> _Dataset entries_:
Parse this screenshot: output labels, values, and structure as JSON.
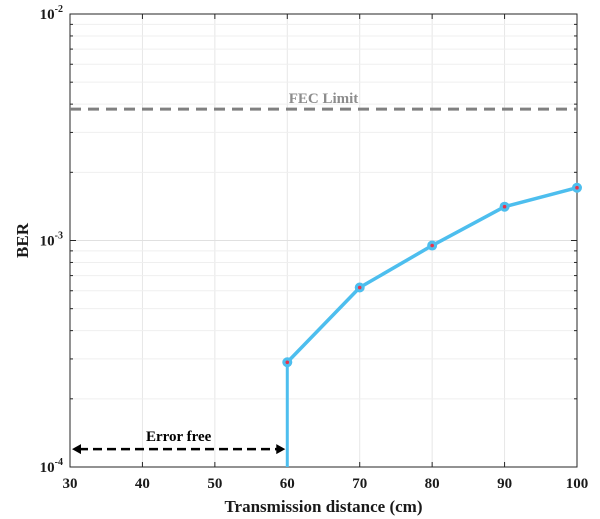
{
  "chart_data": {
    "type": "line",
    "xlabel": "Transmission distance (cm)",
    "ylabel": "BER",
    "xlim": [
      30,
      100
    ],
    "ylim": [
      0.0001,
      0.01
    ],
    "yscale": "log",
    "grid": true,
    "x_ticks": [
      "30",
      "40",
      "50",
      "60",
      "70",
      "80",
      "90",
      "100"
    ],
    "y_ticks": [
      {
        "base": "10",
        "exp": "-2",
        "value": 0.01
      },
      {
        "base": "10",
        "exp": "-3",
        "value": 0.001
      },
      {
        "base": "10",
        "exp": "-4",
        "value": 0.0001
      }
    ],
    "series": [
      {
        "x": [
          60,
          70,
          80,
          90,
          100
        ],
        "y": [
          0.00029,
          0.00062,
          0.00095,
          0.00141,
          0.00171
        ],
        "color": "#4dbeee",
        "marker_color": "#e8334a"
      }
    ],
    "annotations": {
      "fec_limit": {
        "label": "FEC Limit",
        "value": 0.0038,
        "color": "#808080"
      },
      "error_free": {
        "label": "Error free",
        "x_from": 30,
        "x_to": 60,
        "y": 0.00012
      }
    }
  }
}
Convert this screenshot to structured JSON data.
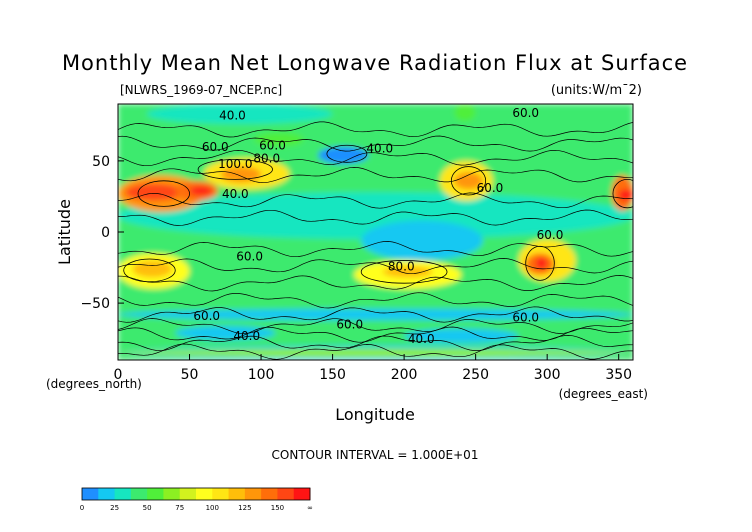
{
  "chart_data": {
    "type": "heatmap",
    "title": "Monthly Mean Net Longwave Radiation Flux at Surface",
    "source_label": "[NLWRS_1969-07_NCEP.nc]",
    "units_label": "(units:W/m¯2)",
    "xlabel": "Longitude",
    "ylabel": "Latitude",
    "x_unit_label": "(degrees_east)",
    "y_unit_label": "(degrees_north)",
    "xlim": [
      0,
      360
    ],
    "ylim": [
      -90,
      90
    ],
    "x_ticks": [
      0,
      50,
      100,
      150,
      200,
      250,
      300,
      350
    ],
    "y_ticks": [
      -50,
      0,
      50
    ],
    "contour_interval_text": "CONTOUR INTERVAL = 1.000E+01",
    "contour_labels": [
      {
        "text": "40.0",
        "lon": 80,
        "lat": 79
      },
      {
        "text": "60.0",
        "lon": 68,
        "lat": 57
      },
      {
        "text": "60.0",
        "lon": 108,
        "lat": 58
      },
      {
        "text": "100.0",
        "lon": 82,
        "lat": 45
      },
      {
        "text": "80.0",
        "lon": 104,
        "lat": 49
      },
      {
        "text": "40.0",
        "lon": 82,
        "lat": 24
      },
      {
        "text": "40.0",
        "lon": 183,
        "lat": 56
      },
      {
        "text": "60.0",
        "lon": 285,
        "lat": 81
      },
      {
        "text": "60.0",
        "lon": 260,
        "lat": 28
      },
      {
        "text": "60.0",
        "lon": 302,
        "lat": -5
      },
      {
        "text": "60.0",
        "lon": 92,
        "lat": -20
      },
      {
        "text": "80.0",
        "lon": 198,
        "lat": -27
      },
      {
        "text": "60.0",
        "lon": 62,
        "lat": -62
      },
      {
        "text": "60.0",
        "lon": 285,
        "lat": -63
      },
      {
        "text": "40.0",
        "lon": 90,
        "lat": -76
      },
      {
        "text": "60.0",
        "lon": 162,
        "lat": -68
      },
      {
        "text": "40.0",
        "lon": 212,
        "lat": -78
      }
    ],
    "color_scale": {
      "ticks": [
        "0",
        "25",
        "50",
        "75",
        "100",
        "125",
        "150",
        "∞"
      ],
      "colors": [
        "#1f8fff",
        "#14c8f2",
        "#16e6c0",
        "#3cea6e",
        "#50ef3a",
        "#8cf022",
        "#d2f21e",
        "#ffff1e",
        "#ffe614",
        "#ffbe0a",
        "#ff960a",
        "#ff6e0a",
        "#ff4614",
        "#ff1414"
      ]
    }
  }
}
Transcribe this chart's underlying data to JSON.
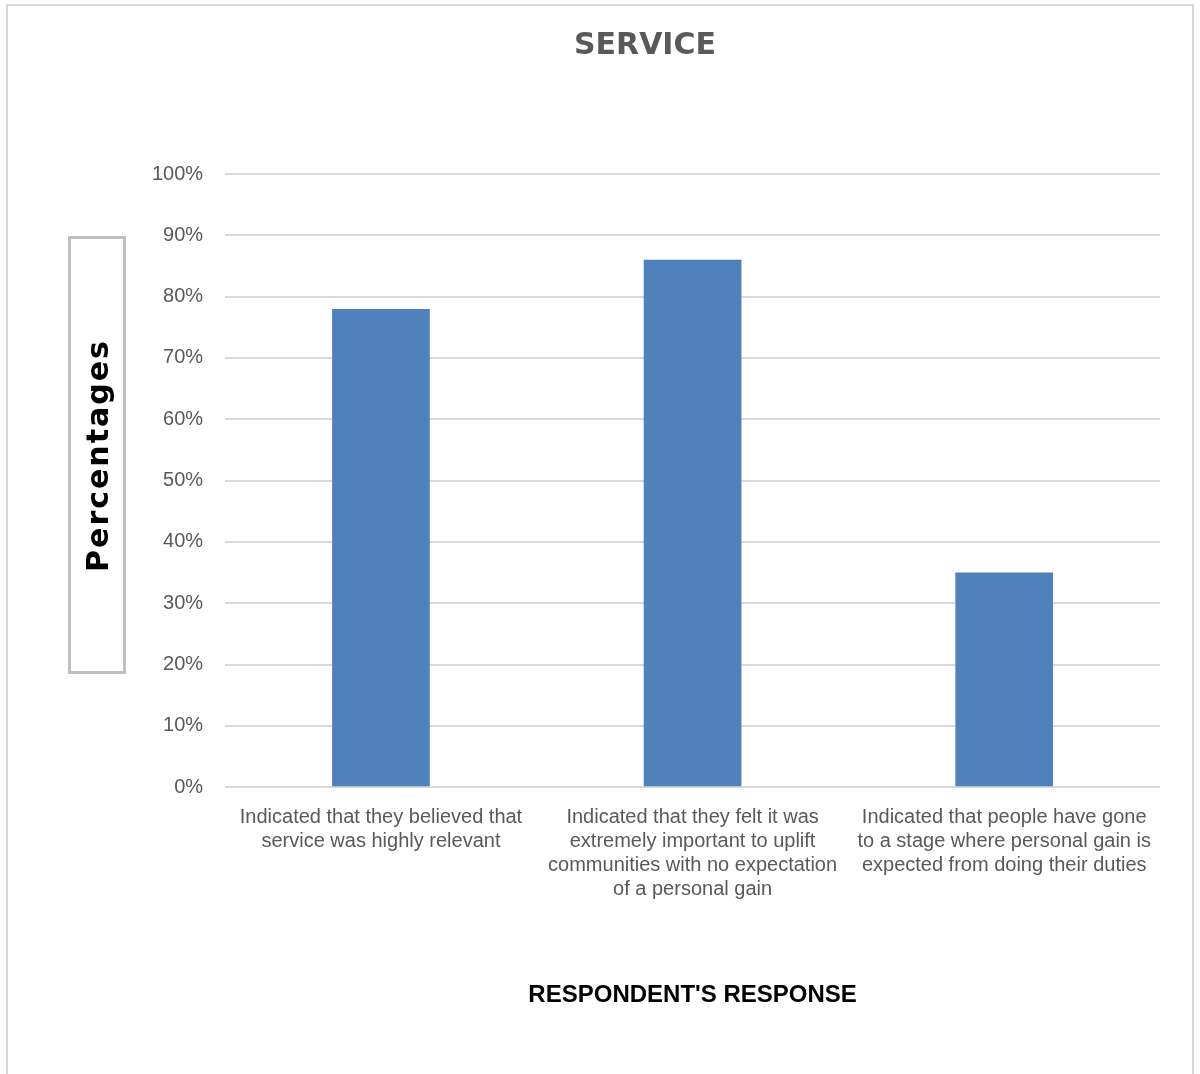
{
  "chart_data": {
    "type": "bar",
    "title": "SERVICE",
    "xlabel": "RESPONDENT'S RESPONSE",
    "ylabel": "Percentages",
    "categories": [
      "Indicated that they believed that service was highly relevant",
      "Indicated that they felt it was extremely important to uplift communities with no expectation of a personal gain",
      "Indicated that people have gone to a stage where personal gain is expected from doing their duties"
    ],
    "values": [
      78,
      86,
      35
    ],
    "color": "#4f81bd",
    "ylim": [
      0,
      100
    ],
    "yticks": [
      {
        "value": 0,
        "label": "0%"
      },
      {
        "value": 10,
        "label": "10%"
      },
      {
        "value": 20,
        "label": "20%"
      },
      {
        "value": 30,
        "label": "30%"
      },
      {
        "value": 40,
        "label": "40%"
      },
      {
        "value": 50,
        "label": "50%"
      },
      {
        "value": 60,
        "label": "60%"
      },
      {
        "value": 70,
        "label": "70%"
      },
      {
        "value": 80,
        "label": "80%"
      },
      {
        "value": 90,
        "label": "90%"
      },
      {
        "value": 100,
        "label": "100%"
      }
    ],
    "grid": "y",
    "legend": false
  }
}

> _WRITTEN EXERCISE_:
Except for the pictures, copy the material above exactly.

> _TASK RESULT_:
Parse this screenshot: output labels, values, and structure as JSON.
{
  "chart_data": {
    "type": "line",
    "xlabel": "Transmission distance (cm)",
    "ylabel": "BER",
    "xlim": [
      30,
      100
    ],
    "ylim": [
      0.0001,
      0.01
    ],
    "yscale": "log",
    "grid": true,
    "x_ticks": [
      "30",
      "40",
      "50",
      "60",
      "70",
      "80",
      "90",
      "100"
    ],
    "y_ticks": [
      {
        "base": "10",
        "exp": "-2",
        "value": 0.01
      },
      {
        "base": "10",
        "exp": "-3",
        "value": 0.001
      },
      {
        "base": "10",
        "exp": "-4",
        "value": 0.0001
      }
    ],
    "series": [
      {
        "x": [
          60,
          70,
          80,
          90,
          100
        ],
        "y": [
          0.00029,
          0.00062,
          0.00095,
          0.00141,
          0.00171
        ],
        "color": "#4dbeee",
        "marker_color": "#e8334a"
      }
    ],
    "annotations": {
      "fec_limit": {
        "label": "FEC Limit",
        "value": 0.0038,
        "color": "#808080"
      },
      "error_free": {
        "label": "Error free",
        "x_from": 30,
        "x_to": 60,
        "y": 0.00012
      }
    }
  }
}
Convert this screenshot to structured JSON data.
{
  "chart_data": {
    "type": "heatmap",
    "title": "Monthly Mean Net Longwave Radiation Flux at Surface",
    "source_label": "[NLWRS_1969-07_NCEP.nc]",
    "units_label": "(units:W/m¯2)",
    "xlabel": "Longitude",
    "ylabel": "Latitude",
    "x_unit_label": "(degrees_east)",
    "y_unit_label": "(degrees_north)",
    "xlim": [
      0,
      360
    ],
    "ylim": [
      -90,
      90
    ],
    "x_ticks": [
      0,
      50,
      100,
      150,
      200,
      250,
      300,
      350
    ],
    "y_ticks": [
      -50,
      0,
      50
    ],
    "contour_interval_text": "CONTOUR INTERVAL = 1.000E+01",
    "contour_labels": [
      {
        "text": "40.0",
        "lon": 80,
        "lat": 79
      },
      {
        "text": "60.0",
        "lon": 68,
        "lat": 57
      },
      {
        "text": "60.0",
        "lon": 108,
        "lat": 58
      },
      {
        "text": "100.0",
        "lon": 82,
        "lat": 45
      },
      {
        "text": "80.0",
        "lon": 104,
        "lat": 49
      },
      {
        "text": "40.0",
        "lon": 82,
        "lat": 24
      },
      {
        "text": "40.0",
        "lon": 183,
        "lat": 56
      },
      {
        "text": "60.0",
        "lon": 285,
        "lat": 81
      },
      {
        "text": "60.0",
        "lon": 260,
        "lat": 28
      },
      {
        "text": "60.0",
        "lon": 302,
        "lat": -5
      },
      {
        "text": "60.0",
        "lon": 92,
        "lat": -20
      },
      {
        "text": "80.0",
        "lon": 198,
        "lat": -27
      },
      {
        "text": "60.0",
        "lon": 62,
        "lat": -62
      },
      {
        "text": "60.0",
        "lon": 285,
        "lat": -63
      },
      {
        "text": "40.0",
        "lon": 90,
        "lat": -76
      },
      {
        "text": "60.0",
        "lon": 162,
        "lat": -68
      },
      {
        "text": "40.0",
        "lon": 212,
        "lat": -78
      }
    ],
    "color_scale": {
      "ticks": [
        "0",
        "25",
        "50",
        "75",
        "100",
        "125",
        "150",
        "∞"
      ],
      "colors": [
        "#1f8fff",
        "#14c8f2",
        "#16e6c0",
        "#3cea6e",
        "#50ef3a",
        "#8cf022",
        "#d2f21e",
        "#ffff1e",
        "#ffe614",
        "#ffbe0a",
        "#ff960a",
        "#ff6e0a",
        "#ff4614",
        "#ff1414"
      ]
    }
  }
}
Transcribe this chart's underlying data to JSON.
{
  "chart_data": {
    "type": "bar",
    "title": "SERVICE",
    "xlabel": "RESPONDENT'S RESPONSE",
    "ylabel": "Percentages",
    "categories": [
      "Indicated that they believed that service was highly relevant",
      "Indicated that they felt it was extremely important to uplift communities with no expectation of a personal gain",
      "Indicated that people have gone to a stage where personal gain is expected from doing their duties"
    ],
    "values": [
      78,
      86,
      35
    ],
    "color": "#4f81bd",
    "ylim": [
      0,
      100
    ],
    "yticks": [
      {
        "value": 0,
        "label": "0%"
      },
      {
        "value": 10,
        "label": "10%"
      },
      {
        "value": 20,
        "label": "20%"
      },
      {
        "value": 30,
        "label": "30%"
      },
      {
        "value": 40,
        "label": "40%"
      },
      {
        "value": 50,
        "label": "50%"
      },
      {
        "value": 60,
        "label": "60%"
      },
      {
        "value": 70,
        "label": "70%"
      },
      {
        "value": 80,
        "label": "80%"
      },
      {
        "value": 90,
        "label": "90%"
      },
      {
        "value": 100,
        "label": "100%"
      }
    ],
    "grid": "y",
    "legend": false
  }
}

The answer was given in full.